EXERCISE DIRECTIONS
Your task is to copy every line of the records below that contains "Violent".

___ DATA SHOWN

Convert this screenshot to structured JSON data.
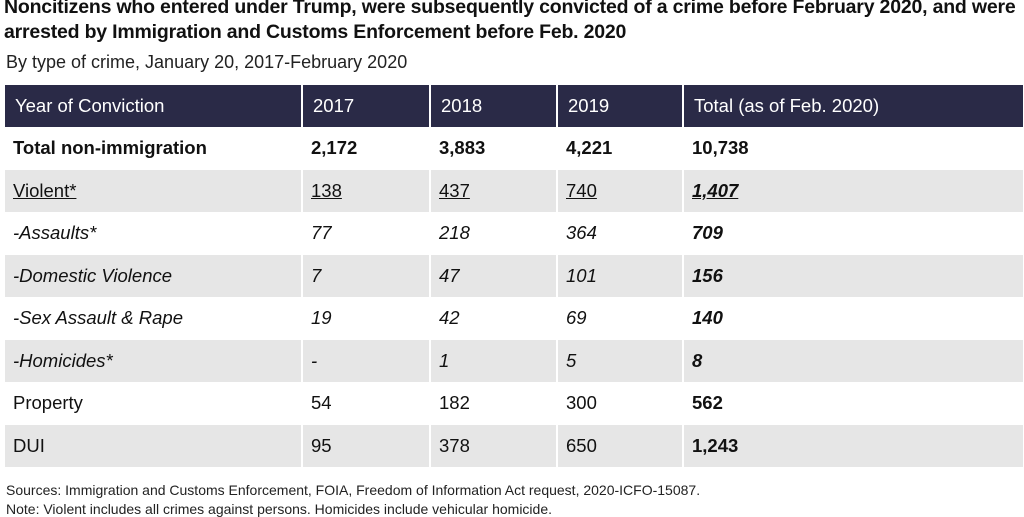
{
  "header": {
    "title": "Noncitizens who entered under Trump, were subsequently convicted of a crime before February 2020, and were arrested by Immigration and Customs Enforcement before Feb. 2020",
    "subtitle": "By type of crime, January 20, 2017-February 2020"
  },
  "table": {
    "columns": [
      "Year of Conviction",
      "2017",
      "2018",
      "2019",
      "Total (as of Feb. 2020)"
    ],
    "rows": [
      [
        "Total non-immigration",
        "2,172",
        "3,883",
        "4,221",
        "10,738"
      ],
      [
        "Violent*",
        "138",
        "437",
        "740",
        "1,407"
      ],
      [
        "-Assaults*",
        "77",
        "218",
        "364",
        "709"
      ],
      [
        "-Domestic Violence",
        "7",
        "47",
        "101",
        "156"
      ],
      [
        "-Sex Assault & Rape",
        "19",
        "42",
        "69",
        "140"
      ],
      [
        "-Homicides*",
        "-",
        "1",
        "5",
        "8"
      ],
      [
        "Property",
        "54",
        "182",
        "300",
        "562"
      ],
      [
        "DUI",
        "95",
        "378",
        "650",
        "1,243"
      ]
    ]
  },
  "footer": {
    "sources": "Sources: Immigration and Customs Enforcement, FOIA, Freedom of Information Act request, 2020-ICFO-15087.",
    "note": "Note: Violent includes all crimes against persons. Homicides include vehicular homicide."
  }
}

______

RESULT
        "Violent*",
    "note": "Note: Violent includes all crimes against persons. Homicides include vehicular homicide."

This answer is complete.